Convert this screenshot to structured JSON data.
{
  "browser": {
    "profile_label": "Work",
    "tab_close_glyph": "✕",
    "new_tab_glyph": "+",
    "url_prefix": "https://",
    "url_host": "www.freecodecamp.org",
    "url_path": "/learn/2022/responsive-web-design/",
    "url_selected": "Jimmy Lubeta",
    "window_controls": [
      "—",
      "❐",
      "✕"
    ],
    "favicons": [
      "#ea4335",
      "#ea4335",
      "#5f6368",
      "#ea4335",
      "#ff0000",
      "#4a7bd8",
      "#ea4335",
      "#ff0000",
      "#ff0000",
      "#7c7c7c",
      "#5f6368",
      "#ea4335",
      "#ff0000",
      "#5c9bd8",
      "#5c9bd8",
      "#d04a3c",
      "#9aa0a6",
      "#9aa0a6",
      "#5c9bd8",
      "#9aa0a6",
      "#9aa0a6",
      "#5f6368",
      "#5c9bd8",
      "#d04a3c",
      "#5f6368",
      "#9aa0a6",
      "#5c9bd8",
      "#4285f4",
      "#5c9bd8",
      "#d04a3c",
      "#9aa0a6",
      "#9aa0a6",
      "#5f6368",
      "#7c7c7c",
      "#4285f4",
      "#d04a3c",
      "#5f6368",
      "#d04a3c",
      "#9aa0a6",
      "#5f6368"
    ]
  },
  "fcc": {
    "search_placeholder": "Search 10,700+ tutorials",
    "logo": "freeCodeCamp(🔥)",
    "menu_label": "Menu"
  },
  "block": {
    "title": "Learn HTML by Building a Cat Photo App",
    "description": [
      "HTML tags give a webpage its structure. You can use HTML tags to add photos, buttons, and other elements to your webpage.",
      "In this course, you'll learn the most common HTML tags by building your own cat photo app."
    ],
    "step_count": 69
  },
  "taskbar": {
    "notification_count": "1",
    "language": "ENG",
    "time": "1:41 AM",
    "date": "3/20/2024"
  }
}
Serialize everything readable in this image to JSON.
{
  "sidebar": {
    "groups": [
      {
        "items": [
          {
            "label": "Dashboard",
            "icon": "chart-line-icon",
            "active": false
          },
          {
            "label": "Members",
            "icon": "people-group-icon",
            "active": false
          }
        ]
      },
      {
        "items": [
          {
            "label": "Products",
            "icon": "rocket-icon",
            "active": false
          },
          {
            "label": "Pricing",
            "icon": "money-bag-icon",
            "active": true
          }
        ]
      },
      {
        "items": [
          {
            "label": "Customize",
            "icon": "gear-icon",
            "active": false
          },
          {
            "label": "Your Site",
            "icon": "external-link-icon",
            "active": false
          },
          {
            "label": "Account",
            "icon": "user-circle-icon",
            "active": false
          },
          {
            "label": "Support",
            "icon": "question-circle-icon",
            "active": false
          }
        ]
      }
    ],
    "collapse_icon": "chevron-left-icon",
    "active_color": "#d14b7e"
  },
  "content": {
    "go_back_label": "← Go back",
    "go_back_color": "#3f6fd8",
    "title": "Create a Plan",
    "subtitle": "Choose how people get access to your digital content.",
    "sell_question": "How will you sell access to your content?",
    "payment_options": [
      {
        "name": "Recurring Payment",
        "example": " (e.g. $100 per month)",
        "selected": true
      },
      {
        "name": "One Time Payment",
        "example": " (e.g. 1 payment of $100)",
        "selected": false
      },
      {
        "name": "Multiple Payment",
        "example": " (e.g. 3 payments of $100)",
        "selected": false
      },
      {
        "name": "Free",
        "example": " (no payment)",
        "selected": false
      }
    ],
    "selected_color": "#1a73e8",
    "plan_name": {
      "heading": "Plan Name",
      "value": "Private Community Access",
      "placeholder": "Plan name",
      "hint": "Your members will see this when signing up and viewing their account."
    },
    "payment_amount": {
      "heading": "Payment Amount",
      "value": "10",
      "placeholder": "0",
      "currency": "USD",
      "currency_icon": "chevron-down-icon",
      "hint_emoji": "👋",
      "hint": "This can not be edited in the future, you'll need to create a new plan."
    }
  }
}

_Exercise:_ Copy out all of the records shown above exactly.

_Exercise solution:_
Convert this screenshot to structured JSON data.
{
  "browser": {
    "profile_label": "Work",
    "tab_close_glyph": "✕",
    "new_tab_glyph": "+",
    "url_prefix": "https://",
    "url_host": "www.freecodecamp.org",
    "url_path": "/learn/2022/responsive-web-design/",
    "url_selected": "Jimmy Lubeta",
    "window_controls": [
      "—",
      "❐",
      "✕"
    ],
    "favicons": [
      "#ea4335",
      "#ea4335",
      "#5f6368",
      "#ea4335",
      "#ff0000",
      "#4a7bd8",
      "#ea4335",
      "#ff0000",
      "#ff0000",
      "#7c7c7c",
      "#5f6368",
      "#ea4335",
      "#ff0000",
      "#5c9bd8",
      "#5c9bd8",
      "#d04a3c",
      "#9aa0a6",
      "#9aa0a6",
      "#5c9bd8",
      "#9aa0a6",
      "#9aa0a6",
      "#5f6368",
      "#5c9bd8",
      "#d04a3c",
      "#5f6368",
      "#9aa0a6",
      "#5c9bd8",
      "#4285f4",
      "#5c9bd8",
      "#d04a3c",
      "#9aa0a6",
      "#9aa0a6",
      "#5f6368",
      "#7c7c7c",
      "#4285f4",
      "#d04a3c",
      "#5f6368",
      "#d04a3c",
      "#9aa0a6",
      "#5f6368"
    ]
  },
  "fcc": {
    "search_placeholder": "Search 10,700+ tutorials",
    "logo": "freeCodeCamp(🔥)",
    "menu_label": "Menu"
  },
  "block": {
    "title": "Learn HTML by Building a Cat Photo App",
    "description": [
      "HTML tags give a webpage its structure. You can use HTML tags to add photos, buttons, and other elements to your webpage.",
      "In this course, you'll learn the most common HTML tags by building your own cat photo app."
    ],
    "step_count": 69
  },
  "taskbar": {
    "notification_count": "1",
    "language": "ENG",
    "time": "1:41 AM",
    "date": "3/20/2024"
  }
}
Serialize everything readable in this image to JSON.
{
  "sidebar": {
    "groups": [
      {
        "items": [
          {
            "label": "Dashboard",
            "icon": "chart-line-icon",
            "active": false
          },
          {
            "label": "Members",
            "icon": "people-group-icon",
            "active": false
          }
        ]
      },
      {
        "items": [
          {
            "label": "Products",
            "icon": "rocket-icon",
            "active": false
          },
          {
            "label": "Pricing",
            "icon": "money-bag-icon",
            "active": true
          }
        ]
      },
      {
        "items": [
          {
            "label": "Customize",
            "icon": "gear-icon",
            "active": false
          },
          {
            "label": "Your Site",
            "icon": "external-link-icon",
            "active": false
          },
          {
            "label": "Account",
            "icon": "user-circle-icon",
            "active": false
          },
          {
            "label": "Support",
            "icon": "question-circle-icon",
            "active": false
          }
        ]
      }
    ],
    "collapse_icon": "chevron-left-icon",
    "active_color": "#d14b7e"
  },
  "content": {
    "go_back_label": "← Go back",
    "go_back_color": "#3f6fd8",
    "title": "Create a Plan",
    "subtitle": "Choose how people get access to your digital content.",
    "sell_question": "How will you sell access to your content?",
    "payment_options": [
      {
        "name": "Recurring Payment",
        "example": " (e.g. $100 per month)",
        "selected": true
      },
      {
        "name": "One Time Payment",
        "example": " (e.g. 1 payment of $100)",
        "selected": false
      },
      {
        "name": "Multiple Payment",
        "example": " (e.g. 3 payments of $100)",
        "selected": false
      },
      {
        "name": "Free",
        "example": " (no payment)",
        "selected": false
      }
    ],
    "selected_color": "#1a73e8",
    "plan_name": {
      "heading": "Plan Name",
      "value": "Private Community Access",
      "placeholder": "Plan name",
      "hint": "Your members will see this when signing up and viewing their account."
    },
    "payment_amount": {
      "heading": "Payment Amount",
      "value": "10",
      "placeholder": "0",
      "currency": "USD",
      "currency_icon": "chevron-down-icon",
      "hint_emoji": "👋",
      "hint": "This can not be edited in the future, you'll need to create a new plan."
    }
  }
}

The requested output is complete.